▶ [TEXT PROVIDED]:

+ + + + +

Signs you need rewiring and why it matters
Old wiring is not just inconvenient. It is a genuine fire hazard. Knob-and-tube wiring lacks grounding, overheats when covered with attic insulation, and many insurance companies now refuse to cover homes that still have it. Aluminum wiring, common in homes built in the 1960s and 1970s, expands and contracts with heat in a way that loosens connections over time, creating arcing that starts fires inside walls.
These are the most reliable signs you need rewiring in your home:
- Frequent breaker trips that don’t have an obvious cause
- Outlets or switches that feel warm to the touch
- Flickering lights throughout the house, not just one fixture
- Two-prong ungrounded outlets in most rooms
- A home built before 1970 that has never had a full electrical update
- Visible cloth-insulated or aluminum wiring in the attic or basement
- Your insurance company has flagged the wiring or raised your premium
It’s worth separating two commonly confused projects: a panel upgrade versus a full rewire. A panel-only upgrade replaces your breaker box but leaves the old wiring in place. That’s appropriate when the wiring itself is in good shape but the panel is undersized for your current load. Full rewiring is what you need when the wiring throughout the structure is degraded, outdated, or unsafe. Doing only the panel when wiring is bad is like replacing the engine on a car with failing brakes.

+ + + + +

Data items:
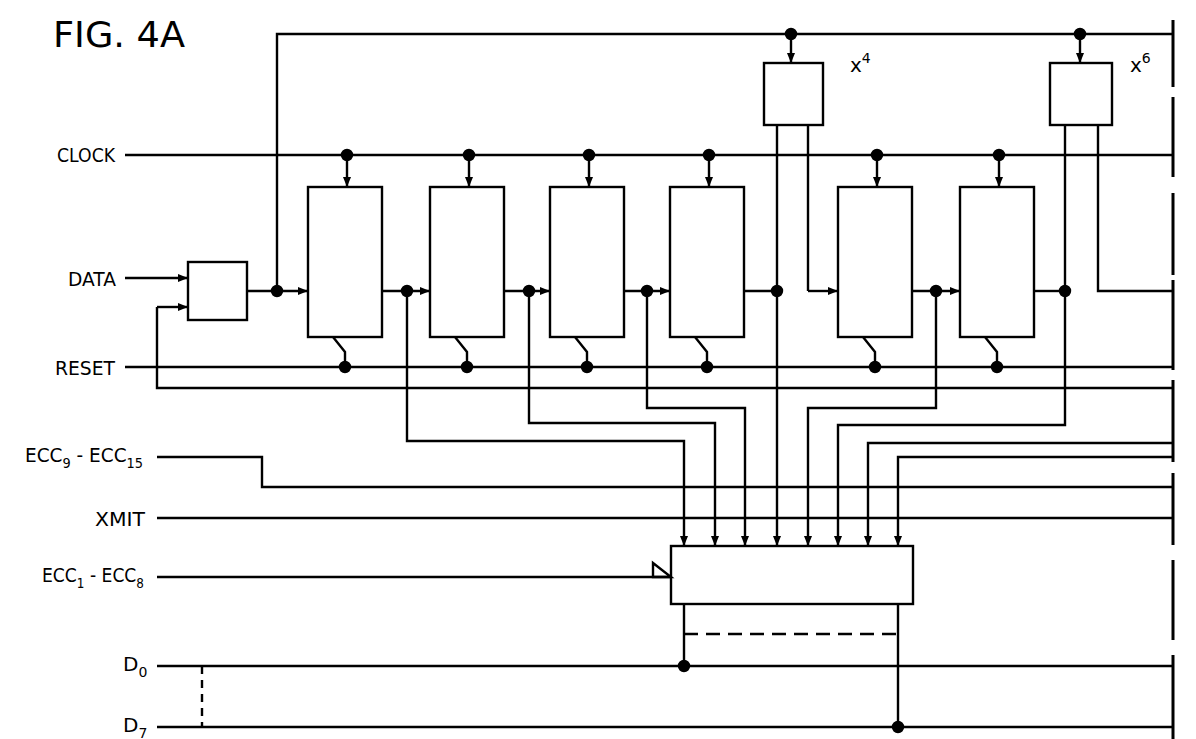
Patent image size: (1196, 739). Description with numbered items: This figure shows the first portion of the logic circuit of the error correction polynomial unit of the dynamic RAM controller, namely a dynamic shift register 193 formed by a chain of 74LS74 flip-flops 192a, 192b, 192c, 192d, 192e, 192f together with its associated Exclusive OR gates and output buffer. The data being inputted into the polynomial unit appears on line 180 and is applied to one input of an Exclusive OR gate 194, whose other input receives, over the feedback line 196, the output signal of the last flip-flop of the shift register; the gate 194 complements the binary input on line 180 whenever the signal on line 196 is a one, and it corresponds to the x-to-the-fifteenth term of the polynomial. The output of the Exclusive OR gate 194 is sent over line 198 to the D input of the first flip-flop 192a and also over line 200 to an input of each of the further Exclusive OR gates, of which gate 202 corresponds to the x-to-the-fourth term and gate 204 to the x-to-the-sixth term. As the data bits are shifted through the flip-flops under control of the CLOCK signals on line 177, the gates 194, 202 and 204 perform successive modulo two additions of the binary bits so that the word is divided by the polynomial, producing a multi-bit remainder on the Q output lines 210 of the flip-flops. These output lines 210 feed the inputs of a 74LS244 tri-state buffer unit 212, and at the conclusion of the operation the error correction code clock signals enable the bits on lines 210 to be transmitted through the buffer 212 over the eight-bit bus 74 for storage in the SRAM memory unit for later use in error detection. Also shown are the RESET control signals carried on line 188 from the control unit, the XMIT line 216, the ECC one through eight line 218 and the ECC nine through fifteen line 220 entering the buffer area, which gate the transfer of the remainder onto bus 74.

The dynamic shift register 193 is at (264, 122).
The clock line 177 is at (222, 154).
The data input line 180 is at (144, 278).
The Exclusive OR gate 194 is at (217, 261).
The output line of Exclusive OR gate 198 is at (260, 295).
The line to Exclusive OR gates 200 is at (453, 35).
The control signal line 188 is at (232, 368).
The feedback line 196 is at (286, 389).
The flip-flop 192a is at (316, 186).
The flip-flop 192b is at (438, 186).
The flip-flop 192c is at (558, 186).
The flip-flop 192d is at (678, 186).
The flip-flop 192e is at (846, 186).
The flip-flop 192f is at (968, 186).
The Exclusive OR gate 202 is at (764, 79).
The Exclusive OR gate 204 is at (1050, 79).
The Q output lines 210 is at (406, 424).
The ECC9-ECC15 line 220 is at (437, 486).
The XMIT line 216 is at (372, 519).
The ECC1-ECC8 line 218 is at (397, 569).
The tri-state buffer unit 212 is at (914, 581).
The 8-bit bus 74 is at (345, 665).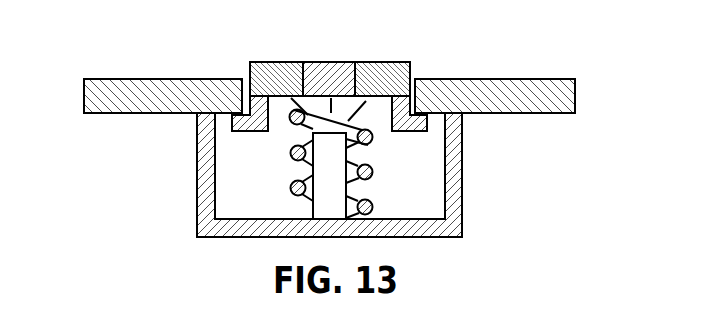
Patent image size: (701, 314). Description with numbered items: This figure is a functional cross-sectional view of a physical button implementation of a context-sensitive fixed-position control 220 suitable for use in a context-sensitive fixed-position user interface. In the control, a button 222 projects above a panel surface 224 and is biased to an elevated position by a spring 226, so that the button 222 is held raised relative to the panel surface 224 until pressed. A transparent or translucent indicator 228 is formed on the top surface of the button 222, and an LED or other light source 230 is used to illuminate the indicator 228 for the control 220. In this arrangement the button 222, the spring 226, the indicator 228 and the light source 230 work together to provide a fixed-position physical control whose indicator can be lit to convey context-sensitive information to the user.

The context-sensitive fixed-position control 220 is at (74, 70).
The button 222 is at (268, 61).
The panel surface 224 is at (578, 88).
The spring 226 is at (291, 197).
The indicator 228 is at (353, 61).
The light source 230 is at (338, 183).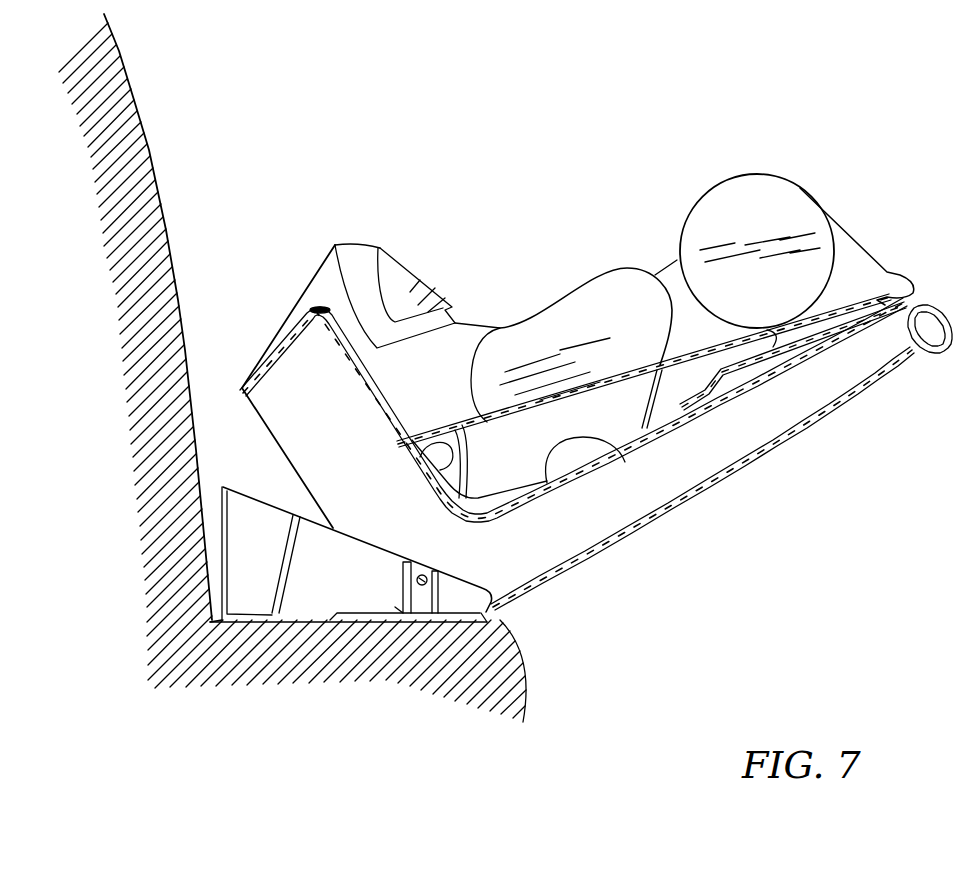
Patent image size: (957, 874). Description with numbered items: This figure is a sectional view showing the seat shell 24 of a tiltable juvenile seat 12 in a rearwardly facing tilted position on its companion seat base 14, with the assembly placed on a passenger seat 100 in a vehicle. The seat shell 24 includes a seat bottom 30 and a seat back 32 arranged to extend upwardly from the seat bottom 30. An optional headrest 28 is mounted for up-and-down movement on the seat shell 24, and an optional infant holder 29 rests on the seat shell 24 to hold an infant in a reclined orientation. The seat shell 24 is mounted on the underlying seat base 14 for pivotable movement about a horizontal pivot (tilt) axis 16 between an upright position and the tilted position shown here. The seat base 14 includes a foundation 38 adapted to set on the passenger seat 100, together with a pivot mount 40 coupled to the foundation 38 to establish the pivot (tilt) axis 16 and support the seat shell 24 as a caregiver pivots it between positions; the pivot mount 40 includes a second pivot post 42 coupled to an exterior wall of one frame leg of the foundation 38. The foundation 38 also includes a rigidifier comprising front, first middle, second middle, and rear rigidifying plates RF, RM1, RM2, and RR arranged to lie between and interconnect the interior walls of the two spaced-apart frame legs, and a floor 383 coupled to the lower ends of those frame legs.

The tiltable juvenile seat 12 is at (723, 493).
The seat base 14 is at (359, 580).
The pivot (tilt) axis 16 is at (413, 615).
The seat shell 24 is at (858, 395).
The headrest 28 is at (864, 239).
The infant holder 29 is at (572, 345).
The seat bottom 30 is at (390, 390).
The seat back 32 is at (597, 473).
The foundation 38 is at (212, 592).
The pivot mount 40 is at (411, 550).
The second pivot post 42 is at (423, 560).
The passenger seat 100 is at (495, 614).
The floor 383 is at (230, 617).
The front rigidifying plate RF is at (227, 537).
The first middle rigidifying plate RM1 is at (290, 575).
The second middle rigidifying plate RM2 is at (402, 580).
The rear rigidifying plate RR is at (437, 587).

+ + + + +

▶ [WHAT IS BEING ASKED]: Reproduce, word for word, the stretch of the home rewiring passage from "Signs you need rewiring and" through "fires inside walls.".

▶ [ANSWER FOR THE TASK]:
Signs you need rewiring and why it matters
Old wiring is not just inconvenient. It is a genuine fire hazard. Knob-and-tube wiring lacks grounding, overheats when covered with attic insulation, and many insurance companies now refuse to cover homes that still have it. Aluminum wiring, common in homes built in the 1960s and 1970s, expands and contracts with heat in a way that loosens connections over time, creating arcing that starts fires inside walls.